Passage provided
====
The top-down approach developed in EXIOPOL considered the following questions, which were answered with the help of the EXIOBASE database:
- What are the external costs of global economic production?
- What are the impacts embodied in European imports?
- What are the dynamic impacts of policy interventions in the following areas: buildings, mobility, and food?
External costs and Impacts of European consumption and impacts embodied in European imports
The external costs generated by our current economic system are significant. Considering that the global GDP was Euro 34.1 Trillion in 2000, the estimated external costs amounted to Euro 2.35 Trillion. The externality assessment in our study is far from complete, neglecting, for instance the value of ecosystem services and biodiversity. The impacts included (looking at emissions related ones alone) create an amount of damage costs equivalent to 7% of the global GDP. Respiratory health effects (Euro 1,5 Trillon) and energy-related climate impacts (Euro 0.6 Trillion) form the dominant contributions to these external costs.
====
Recorded data
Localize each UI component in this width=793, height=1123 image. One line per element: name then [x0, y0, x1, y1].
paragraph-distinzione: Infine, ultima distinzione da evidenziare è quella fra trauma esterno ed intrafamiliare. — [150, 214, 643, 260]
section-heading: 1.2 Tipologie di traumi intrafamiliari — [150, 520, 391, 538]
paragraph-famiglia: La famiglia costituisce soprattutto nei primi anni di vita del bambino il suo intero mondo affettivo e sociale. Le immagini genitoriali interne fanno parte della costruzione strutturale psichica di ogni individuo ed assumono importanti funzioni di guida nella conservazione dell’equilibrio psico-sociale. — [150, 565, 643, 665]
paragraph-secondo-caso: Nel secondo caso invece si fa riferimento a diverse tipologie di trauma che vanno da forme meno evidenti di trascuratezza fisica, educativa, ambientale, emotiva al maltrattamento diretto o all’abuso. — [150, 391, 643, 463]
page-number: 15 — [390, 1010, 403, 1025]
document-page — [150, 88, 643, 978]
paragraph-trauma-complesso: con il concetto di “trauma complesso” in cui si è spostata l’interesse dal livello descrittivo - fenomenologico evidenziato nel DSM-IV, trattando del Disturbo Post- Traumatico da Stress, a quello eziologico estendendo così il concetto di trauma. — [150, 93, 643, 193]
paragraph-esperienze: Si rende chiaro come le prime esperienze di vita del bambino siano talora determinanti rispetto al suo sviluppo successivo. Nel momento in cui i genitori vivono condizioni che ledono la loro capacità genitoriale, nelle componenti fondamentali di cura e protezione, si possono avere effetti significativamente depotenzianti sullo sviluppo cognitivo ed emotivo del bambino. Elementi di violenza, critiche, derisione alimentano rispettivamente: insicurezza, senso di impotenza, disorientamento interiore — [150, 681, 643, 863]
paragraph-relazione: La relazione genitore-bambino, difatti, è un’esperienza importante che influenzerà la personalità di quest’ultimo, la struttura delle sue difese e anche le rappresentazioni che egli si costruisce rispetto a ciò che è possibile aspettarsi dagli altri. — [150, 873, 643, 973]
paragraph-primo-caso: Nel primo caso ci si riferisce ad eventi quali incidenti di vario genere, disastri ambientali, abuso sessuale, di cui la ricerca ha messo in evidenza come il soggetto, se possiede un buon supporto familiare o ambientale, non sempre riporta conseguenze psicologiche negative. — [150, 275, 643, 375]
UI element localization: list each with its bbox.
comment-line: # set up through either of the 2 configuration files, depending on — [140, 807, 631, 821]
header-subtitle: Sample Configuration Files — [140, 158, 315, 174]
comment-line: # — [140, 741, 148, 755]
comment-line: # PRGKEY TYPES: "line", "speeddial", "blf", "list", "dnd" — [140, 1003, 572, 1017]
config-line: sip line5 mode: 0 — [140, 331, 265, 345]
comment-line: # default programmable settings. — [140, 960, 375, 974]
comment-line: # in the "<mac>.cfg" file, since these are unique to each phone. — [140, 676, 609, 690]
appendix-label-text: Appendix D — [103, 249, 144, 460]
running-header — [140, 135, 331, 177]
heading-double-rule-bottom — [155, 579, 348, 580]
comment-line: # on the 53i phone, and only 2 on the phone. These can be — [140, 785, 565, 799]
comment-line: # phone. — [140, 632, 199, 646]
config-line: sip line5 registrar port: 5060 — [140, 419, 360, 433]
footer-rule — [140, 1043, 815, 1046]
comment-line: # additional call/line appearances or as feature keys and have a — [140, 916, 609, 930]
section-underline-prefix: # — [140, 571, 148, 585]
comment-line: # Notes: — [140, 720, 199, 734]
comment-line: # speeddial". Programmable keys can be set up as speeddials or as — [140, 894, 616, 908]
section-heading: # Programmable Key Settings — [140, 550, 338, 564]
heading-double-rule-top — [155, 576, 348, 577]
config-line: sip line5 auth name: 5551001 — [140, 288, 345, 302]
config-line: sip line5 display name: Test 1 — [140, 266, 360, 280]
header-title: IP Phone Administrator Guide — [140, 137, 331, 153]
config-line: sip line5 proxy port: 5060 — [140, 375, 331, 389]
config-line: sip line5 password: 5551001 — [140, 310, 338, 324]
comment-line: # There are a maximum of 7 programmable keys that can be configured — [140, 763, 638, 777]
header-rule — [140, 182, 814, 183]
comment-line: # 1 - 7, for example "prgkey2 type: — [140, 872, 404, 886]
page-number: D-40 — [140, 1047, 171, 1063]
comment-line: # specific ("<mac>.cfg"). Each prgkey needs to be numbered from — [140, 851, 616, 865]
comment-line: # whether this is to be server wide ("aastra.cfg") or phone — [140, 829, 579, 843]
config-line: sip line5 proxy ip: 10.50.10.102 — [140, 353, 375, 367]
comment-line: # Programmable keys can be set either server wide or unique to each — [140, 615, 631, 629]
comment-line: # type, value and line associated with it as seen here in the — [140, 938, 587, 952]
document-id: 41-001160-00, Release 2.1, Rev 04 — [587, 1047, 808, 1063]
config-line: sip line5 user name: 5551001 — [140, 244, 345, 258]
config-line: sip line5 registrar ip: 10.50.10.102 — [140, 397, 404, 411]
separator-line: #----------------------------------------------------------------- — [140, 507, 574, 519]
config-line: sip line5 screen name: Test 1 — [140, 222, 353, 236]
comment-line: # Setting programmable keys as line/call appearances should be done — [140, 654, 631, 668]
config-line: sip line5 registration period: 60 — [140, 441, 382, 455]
====
Work order A
Echo exactly the part of the EXIOPOL passage that opens with the words containing "External costs and" and closes with "these external costs.".
Work order B
Answer these questions using the EXIOPOL passage:
(i) Which database helped answer the questions considered in the top-down approach?
(ii) Which three areas of policy intervention are named?
(iii) What was the global GDP in 2000?

Response area A
External costs and Impacts of European consumption and impacts embodied in European imports
The external costs generated by our current economic system are significant. Considering that the global GDP was Euro 34.1 Trillion in 2000, the estimated external costs amounted to Euro 2.35 Trillion. The externality assessment in our study is far from complete, neglecting, for instance the value of ecosystem services and biodiversity. The impacts included (looking at emissions related ones alone) create an amount of damage costs equivalent to 7% of the global GDP. Respiratory health effects (Euro 1,5 Trillon) and energy-related climate impacts (Euro 0.6 Trillion) form the dominant contributions to these external costs.

Response area B
(i) The EXIOBASE database.
(ii) Buildings, mobility, and food.
(iii) Euro 34.1 Trillion.